(Saved data entries)
______

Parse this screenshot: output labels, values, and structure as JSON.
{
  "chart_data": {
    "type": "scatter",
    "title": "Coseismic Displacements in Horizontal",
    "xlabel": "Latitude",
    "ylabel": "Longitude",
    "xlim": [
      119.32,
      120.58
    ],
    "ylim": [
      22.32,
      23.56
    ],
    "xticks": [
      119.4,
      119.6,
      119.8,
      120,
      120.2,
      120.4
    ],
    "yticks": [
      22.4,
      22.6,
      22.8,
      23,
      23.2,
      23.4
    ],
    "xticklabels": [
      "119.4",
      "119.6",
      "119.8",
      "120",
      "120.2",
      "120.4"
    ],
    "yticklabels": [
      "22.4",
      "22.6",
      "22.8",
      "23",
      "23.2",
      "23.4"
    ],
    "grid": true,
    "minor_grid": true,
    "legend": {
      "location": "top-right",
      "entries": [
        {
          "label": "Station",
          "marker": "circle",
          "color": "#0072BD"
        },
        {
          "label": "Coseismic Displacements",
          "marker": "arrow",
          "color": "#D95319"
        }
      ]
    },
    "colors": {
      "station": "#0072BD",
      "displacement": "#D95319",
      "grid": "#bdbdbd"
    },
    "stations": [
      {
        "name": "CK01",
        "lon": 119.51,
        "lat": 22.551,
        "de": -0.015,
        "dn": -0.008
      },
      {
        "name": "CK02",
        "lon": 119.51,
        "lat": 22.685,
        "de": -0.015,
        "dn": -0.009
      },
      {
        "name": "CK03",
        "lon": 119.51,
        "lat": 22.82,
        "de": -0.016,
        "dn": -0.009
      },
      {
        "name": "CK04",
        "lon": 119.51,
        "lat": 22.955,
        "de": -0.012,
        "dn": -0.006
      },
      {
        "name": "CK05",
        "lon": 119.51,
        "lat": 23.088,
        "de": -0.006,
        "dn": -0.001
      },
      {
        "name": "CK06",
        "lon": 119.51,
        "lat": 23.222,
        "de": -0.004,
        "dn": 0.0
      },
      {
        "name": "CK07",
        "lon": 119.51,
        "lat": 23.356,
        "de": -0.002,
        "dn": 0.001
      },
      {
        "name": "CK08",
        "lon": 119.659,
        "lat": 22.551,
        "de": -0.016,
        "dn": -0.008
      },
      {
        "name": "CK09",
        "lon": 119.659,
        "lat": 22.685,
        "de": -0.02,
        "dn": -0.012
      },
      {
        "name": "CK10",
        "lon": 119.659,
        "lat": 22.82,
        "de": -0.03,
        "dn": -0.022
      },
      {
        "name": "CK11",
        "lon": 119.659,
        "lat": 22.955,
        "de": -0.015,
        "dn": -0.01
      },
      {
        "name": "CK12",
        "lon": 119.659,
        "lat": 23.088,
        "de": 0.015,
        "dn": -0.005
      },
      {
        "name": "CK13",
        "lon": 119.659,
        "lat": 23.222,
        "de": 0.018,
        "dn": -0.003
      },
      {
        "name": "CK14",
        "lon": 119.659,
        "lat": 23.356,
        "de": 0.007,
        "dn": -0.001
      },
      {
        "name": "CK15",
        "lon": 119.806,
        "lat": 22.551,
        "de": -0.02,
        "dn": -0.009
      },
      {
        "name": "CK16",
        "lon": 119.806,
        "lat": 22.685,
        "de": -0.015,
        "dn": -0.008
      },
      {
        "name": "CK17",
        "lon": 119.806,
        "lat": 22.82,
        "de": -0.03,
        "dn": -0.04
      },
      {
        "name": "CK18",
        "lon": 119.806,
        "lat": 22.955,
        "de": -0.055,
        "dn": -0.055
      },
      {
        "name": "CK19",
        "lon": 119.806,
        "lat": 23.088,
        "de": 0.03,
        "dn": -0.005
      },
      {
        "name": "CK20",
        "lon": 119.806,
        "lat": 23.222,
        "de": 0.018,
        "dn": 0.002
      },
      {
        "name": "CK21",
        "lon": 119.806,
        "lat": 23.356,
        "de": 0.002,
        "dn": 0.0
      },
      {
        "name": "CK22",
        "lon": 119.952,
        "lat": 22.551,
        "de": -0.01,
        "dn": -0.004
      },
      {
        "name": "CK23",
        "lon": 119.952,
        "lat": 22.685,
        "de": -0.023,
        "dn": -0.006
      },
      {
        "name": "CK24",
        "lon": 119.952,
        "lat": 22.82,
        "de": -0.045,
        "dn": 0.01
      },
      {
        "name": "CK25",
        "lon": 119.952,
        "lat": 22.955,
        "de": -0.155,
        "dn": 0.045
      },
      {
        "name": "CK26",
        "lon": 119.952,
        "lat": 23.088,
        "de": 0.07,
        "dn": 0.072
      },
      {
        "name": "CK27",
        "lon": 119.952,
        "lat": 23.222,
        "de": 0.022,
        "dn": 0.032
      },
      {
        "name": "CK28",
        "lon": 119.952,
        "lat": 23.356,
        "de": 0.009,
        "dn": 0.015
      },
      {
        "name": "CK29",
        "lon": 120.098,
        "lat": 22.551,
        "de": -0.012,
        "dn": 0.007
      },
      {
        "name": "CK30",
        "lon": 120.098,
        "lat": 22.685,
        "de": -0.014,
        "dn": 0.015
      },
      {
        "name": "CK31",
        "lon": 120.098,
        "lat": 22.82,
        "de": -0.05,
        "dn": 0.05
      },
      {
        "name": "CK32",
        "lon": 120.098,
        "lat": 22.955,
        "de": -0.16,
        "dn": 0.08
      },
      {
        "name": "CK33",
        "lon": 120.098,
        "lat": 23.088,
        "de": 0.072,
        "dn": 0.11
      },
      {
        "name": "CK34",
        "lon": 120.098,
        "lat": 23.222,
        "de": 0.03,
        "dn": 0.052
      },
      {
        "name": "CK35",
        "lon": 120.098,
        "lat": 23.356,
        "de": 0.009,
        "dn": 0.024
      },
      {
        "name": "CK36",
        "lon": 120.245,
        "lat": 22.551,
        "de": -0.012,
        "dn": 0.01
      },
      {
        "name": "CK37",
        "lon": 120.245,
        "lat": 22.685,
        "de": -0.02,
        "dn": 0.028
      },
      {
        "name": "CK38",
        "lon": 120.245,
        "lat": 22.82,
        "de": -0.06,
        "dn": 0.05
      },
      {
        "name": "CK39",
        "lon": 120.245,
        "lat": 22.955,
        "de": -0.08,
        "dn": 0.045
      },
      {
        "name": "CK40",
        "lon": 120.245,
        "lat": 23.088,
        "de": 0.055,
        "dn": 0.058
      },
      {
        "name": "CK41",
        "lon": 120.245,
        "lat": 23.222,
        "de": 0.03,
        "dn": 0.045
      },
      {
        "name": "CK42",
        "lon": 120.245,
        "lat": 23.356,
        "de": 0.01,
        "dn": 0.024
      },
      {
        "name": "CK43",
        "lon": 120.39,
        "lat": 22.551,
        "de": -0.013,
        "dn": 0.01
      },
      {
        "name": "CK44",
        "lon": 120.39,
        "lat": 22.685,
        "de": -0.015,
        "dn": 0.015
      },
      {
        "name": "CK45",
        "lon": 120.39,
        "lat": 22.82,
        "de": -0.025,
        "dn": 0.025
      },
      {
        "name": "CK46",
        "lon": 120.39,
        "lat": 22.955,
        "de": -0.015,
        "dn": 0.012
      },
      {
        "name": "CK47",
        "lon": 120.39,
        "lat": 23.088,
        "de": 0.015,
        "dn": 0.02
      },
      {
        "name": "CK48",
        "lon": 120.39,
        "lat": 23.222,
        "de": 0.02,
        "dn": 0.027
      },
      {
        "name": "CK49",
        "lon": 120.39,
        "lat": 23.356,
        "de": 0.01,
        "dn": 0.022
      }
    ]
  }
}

______

WHAT TO DO: Every line above needs to be retyped exactly.

RIGHT ANSWER:
Parse this screenshot: output labels, values, and structure as JSON.
{
  "chart_data": {
    "type": "scatter",
    "title": "Coseismic Displacements in Horizontal",
    "xlabel": "Latitude",
    "ylabel": "Longitude",
    "xlim": [
      119.32,
      120.58
    ],
    "ylim": [
      22.32,
      23.56
    ],
    "xticks": [
      119.4,
      119.6,
      119.8,
      120,
      120.2,
      120.4
    ],
    "yticks": [
      22.4,
      22.6,
      22.8,
      23,
      23.2,
      23.4
    ],
    "xticklabels": [
      "119.4",
      "119.6",
      "119.8",
      "120",
      "120.2",
      "120.4"
    ],
    "yticklabels": [
      "22.4",
      "22.6",
      "22.8",
      "23",
      "23.2",
      "23.4"
    ],
    "grid": true,
    "minor_grid": true,
    "legend": {
      "location": "top-right",
      "entries": [
        {
          "label": "Station",
          "marker": "circle",
          "color": "#0072BD"
        },
        {
          "label": "Coseismic Displacements",
          "marker": "arrow",
          "color": "#D95319"
        }
      ]
    },
    "colors": {
      "station": "#0072BD",
      "displacement": "#D95319",
      "grid": "#bdbdbd"
    },
    "stations": [
      {
        "name": "CK01",
        "lon": 119.51,
        "lat": 22.551,
        "de": -0.015,
        "dn": -0.008
      },
      {
        "name": "CK02",
        "lon": 119.51,
        "lat": 22.685,
        "de": -0.015,
        "dn": -0.009
      },
      {
        "name": "CK03",
        "lon": 119.51,
        "lat": 22.82,
        "de": -0.016,
        "dn": -0.009
      },
      {
        "name": "CK04",
        "lon": 119.51,
        "lat": 22.955,
        "de": -0.012,
        "dn": -0.006
      },
      {
        "name": "CK05",
        "lon": 119.51,
        "lat": 23.088,
        "de": -0.006,
        "dn": -0.001
      },
      {
        "name": "CK06",
        "lon": 119.51,
        "lat": 23.222,
        "de": -0.004,
        "dn": 0.0
      },
      {
        "name": "CK07",
        "lon": 119.51,
        "lat": 23.356,
        "de": -0.002,
        "dn": 0.001
      },
      {
        "name": "CK08",
        "lon": 119.659,
        "lat": 22.551,
        "de": -0.016,
        "dn": -0.008
      },
      {
        "name": "CK09",
        "lon": 119.659,
        "lat": 22.685,
        "de": -0.02,
        "dn": -0.012
      },
      {
        "name": "CK10",
        "lon": 119.659,
        "lat": 22.82,
        "de": -0.03,
        "dn": -0.022
      },
      {
        "name": "CK11",
        "lon": 119.659,
        "lat": 22.955,
        "de": -0.015,
        "dn": -0.01
      },
      {
        "name": "CK12",
        "lon": 119.659,
        "lat": 23.088,
        "de": 0.015,
        "dn": -0.005
      },
      {
        "name": "CK13",
        "lon": 119.659,
        "lat": 23.222,
        "de": 0.018,
        "dn": -0.003
      },
      {
        "name": "CK14",
        "lon": 119.659,
        "lat": 23.356,
        "de": 0.007,
        "dn": -0.001
      },
      {
        "name": "CK15",
        "lon": 119.806,
        "lat": 22.551,
        "de": -0.02,
        "dn": -0.009
      },
      {
        "name": "CK16",
        "lon": 119.806,
        "lat": 22.685,
        "de": -0.015,
        "dn": -0.008
      },
      {
        "name": "CK17",
        "lon": 119.806,
        "lat": 22.82,
        "de": -0.03,
        "dn": -0.04
      },
      {
        "name": "CK18",
        "lon": 119.806,
        "lat": 22.955,
        "de": -0.055,
        "dn": -0.055
      },
      {
        "name": "CK19",
        "lon": 119.806,
        "lat": 23.088,
        "de": 0.03,
        "dn": -0.005
      },
      {
        "name": "CK20",
        "lon": 119.806,
        "lat": 23.222,
        "de": 0.018,
        "dn": 0.002
      },
      {
        "name": "CK21",
        "lon": 119.806,
        "lat": 23.356,
        "de": 0.002,
        "dn": 0.0
      },
      {
        "name": "CK22",
        "lon": 119.952,
        "lat": 22.551,
        "de": -0.01,
        "dn": -0.004
      },
      {
        "name": "CK23",
        "lon": 119.952,
        "lat": 22.685,
        "de": -0.023,
        "dn": -0.006
      },
      {
        "name": "CK24",
        "lon": 119.952,
        "lat": 22.82,
        "de": -0.045,
        "dn": 0.01
      },
      {
        "name": "CK25",
        "lon": 119.952,
        "lat": 22.955,
        "de": -0.155,
        "dn": 0.045
      },
      {
        "name": "CK26",
        "lon": 119.952,
        "lat": 23.088,
        "de": 0.07,
        "dn": 0.072
      },
      {
        "name": "CK27",
        "lon": 119.952,
        "lat": 23.222,
        "de": 0.022,
        "dn": 0.032
      },
      {
        "name": "CK28",
        "lon": 119.952,
        "lat": 23.356,
        "de": 0.009,
        "dn": 0.015
      },
      {
        "name": "CK29",
        "lon": 120.098,
        "lat": 22.551,
        "de": -0.012,
        "dn": 0.007
      },
      {
        "name": "CK30",
        "lon": 120.098,
        "lat": 22.685,
        "de": -0.014,
        "dn": 0.015
      },
      {
        "name": "CK31",
        "lon": 120.098,
        "lat": 22.82,
        "de": -0.05,
        "dn": 0.05
      },
      {
        "name": "CK32",
        "lon": 120.098,
        "lat": 22.955,
        "de": -0.16,
        "dn": 0.08
      },
      {
        "name": "CK33",
        "lon": 120.098,
        "lat": 23.088,
        "de": 0.072,
        "dn": 0.11
      },
      {
        "name": "CK34",
        "lon": 120.098,
        "lat": 23.222,
        "de": 0.03,
        "dn": 0.052
      },
      {
        "name": "CK35",
        "lon": 120.098,
        "lat": 23.356,
        "de": 0.009,
        "dn": 0.024
      },
      {
        "name": "CK36",
        "lon": 120.245,
        "lat": 22.551,
        "de": -0.012,
        "dn": 0.01
      },
      {
        "name": "CK37",
        "lon": 120.245,
        "lat": 22.685,
        "de": -0.02,
        "dn": 0.028
      },
      {
        "name": "CK38",
        "lon": 120.245,
        "lat": 22.82,
        "de": -0.06,
        "dn": 0.05
      },
      {
        "name": "CK39",
        "lon": 120.245,
        "lat": 22.955,
        "de": -0.08,
        "dn": 0.045
      },
      {
        "name": "CK40",
        "lon": 120.245,
        "lat": 23.088,
        "de": 0.055,
        "dn": 0.058
      },
      {
        "name": "CK41",
        "lon": 120.245,
        "lat": 23.222,
        "de": 0.03,
        "dn": 0.045
      },
      {
        "name": "CK42",
        "lon": 120.245,
        "lat": 23.356,
        "de": 0.01,
        "dn": 0.024
      },
      {
        "name": "CK43",
        "lon": 120.39,
        "lat": 22.551,
        "de": -0.013,
        "dn": 0.01
      },
      {
        "name": "CK44",
        "lon": 120.39,
        "lat": 22.685,
        "de": -0.015,
        "dn": 0.015
      },
      {
        "name": "CK45",
        "lon": 120.39,
        "lat": 22.82,
        "de": -0.025,
        "dn": 0.025
      },
      {
        "name": "CK46",
        "lon": 120.39,
        "lat": 22.955,
        "de": -0.015,
        "dn": 0.012
      },
      {
        "name": "CK47",
        "lon": 120.39,
        "lat": 23.088,
        "de": 0.015,
        "dn": 0.02
      },
      {
        "name": "CK48",
        "lon": 120.39,
        "lat": 23.222,
        "de": 0.02,
        "dn": 0.027
      },
      {
        "name": "CK49",
        "lon": 120.39,
        "lat": 23.356,
        "de": 0.01,
        "dn": 0.022
      }
    ]
  }
}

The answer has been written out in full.